▶ What the task requires
Read through the data and report every line in which the word "SECTION" occurs.
"""
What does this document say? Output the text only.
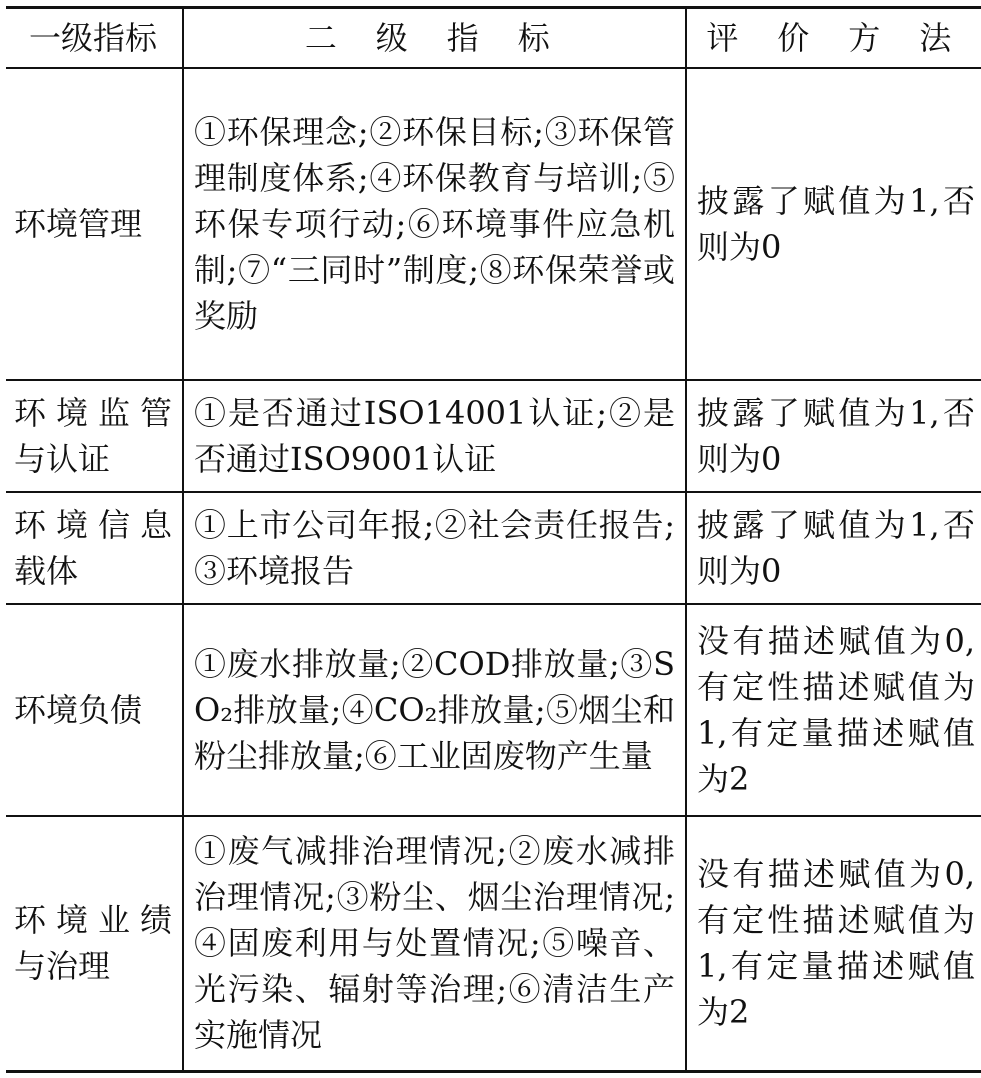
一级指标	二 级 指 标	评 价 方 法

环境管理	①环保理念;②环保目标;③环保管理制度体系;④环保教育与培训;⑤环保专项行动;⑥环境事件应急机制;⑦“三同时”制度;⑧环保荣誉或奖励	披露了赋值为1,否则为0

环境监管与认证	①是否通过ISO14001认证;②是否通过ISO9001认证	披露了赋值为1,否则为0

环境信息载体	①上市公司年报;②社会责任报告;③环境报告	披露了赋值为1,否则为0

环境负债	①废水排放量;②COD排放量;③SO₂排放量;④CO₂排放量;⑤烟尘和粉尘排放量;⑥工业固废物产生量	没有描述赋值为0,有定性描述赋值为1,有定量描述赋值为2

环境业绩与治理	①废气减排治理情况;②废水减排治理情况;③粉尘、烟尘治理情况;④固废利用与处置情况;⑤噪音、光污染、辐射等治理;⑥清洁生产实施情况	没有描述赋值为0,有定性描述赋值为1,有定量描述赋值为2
"""
"""
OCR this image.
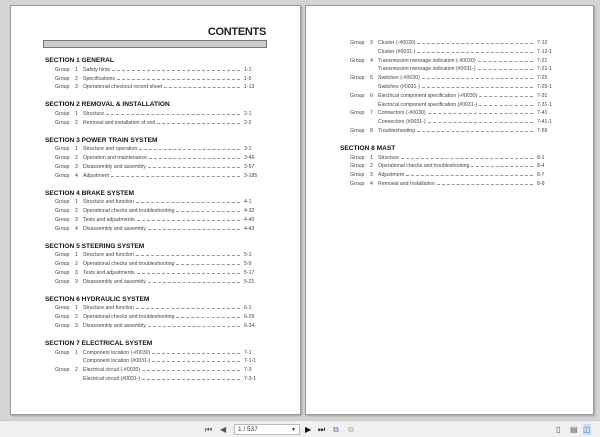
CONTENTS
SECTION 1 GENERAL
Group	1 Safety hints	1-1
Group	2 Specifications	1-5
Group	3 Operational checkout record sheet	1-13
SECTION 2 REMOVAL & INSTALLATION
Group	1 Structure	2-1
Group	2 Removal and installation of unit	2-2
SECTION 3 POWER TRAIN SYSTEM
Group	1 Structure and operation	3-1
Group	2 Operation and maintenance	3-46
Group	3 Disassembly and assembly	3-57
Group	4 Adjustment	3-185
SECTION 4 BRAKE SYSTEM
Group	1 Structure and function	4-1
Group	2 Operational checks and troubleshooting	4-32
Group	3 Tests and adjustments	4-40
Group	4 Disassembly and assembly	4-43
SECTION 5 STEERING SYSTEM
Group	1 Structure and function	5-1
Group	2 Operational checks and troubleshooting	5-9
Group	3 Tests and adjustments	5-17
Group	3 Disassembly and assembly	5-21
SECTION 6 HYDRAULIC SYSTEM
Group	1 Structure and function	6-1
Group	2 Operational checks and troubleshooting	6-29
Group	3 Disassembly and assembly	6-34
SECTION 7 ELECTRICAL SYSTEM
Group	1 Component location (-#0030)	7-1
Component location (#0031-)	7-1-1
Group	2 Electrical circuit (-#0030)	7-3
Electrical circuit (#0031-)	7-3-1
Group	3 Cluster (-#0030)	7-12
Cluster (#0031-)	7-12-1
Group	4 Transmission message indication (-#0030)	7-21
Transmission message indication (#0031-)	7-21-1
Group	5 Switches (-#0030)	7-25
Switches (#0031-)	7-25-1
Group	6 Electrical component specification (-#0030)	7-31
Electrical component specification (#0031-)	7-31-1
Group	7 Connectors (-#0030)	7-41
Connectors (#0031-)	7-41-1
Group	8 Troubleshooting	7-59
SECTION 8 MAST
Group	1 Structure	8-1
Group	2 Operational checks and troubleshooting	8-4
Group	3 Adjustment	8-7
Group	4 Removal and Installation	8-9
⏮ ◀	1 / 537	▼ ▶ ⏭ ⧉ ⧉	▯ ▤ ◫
"""
▶ Answer to this exercise
SECTION 1 GENERAL
SECTION 2 REMOVAL & INSTALLATION
SECTION 3 POWER TRAIN SYSTEM
SECTION 4 BRAKE SYSTEM
SECTION 5 STEERING SYSTEM
SECTION 6 HYDRAULIC SYSTEM
SECTION 7 ELECTRICAL SYSTEM
SECTION 8 MAST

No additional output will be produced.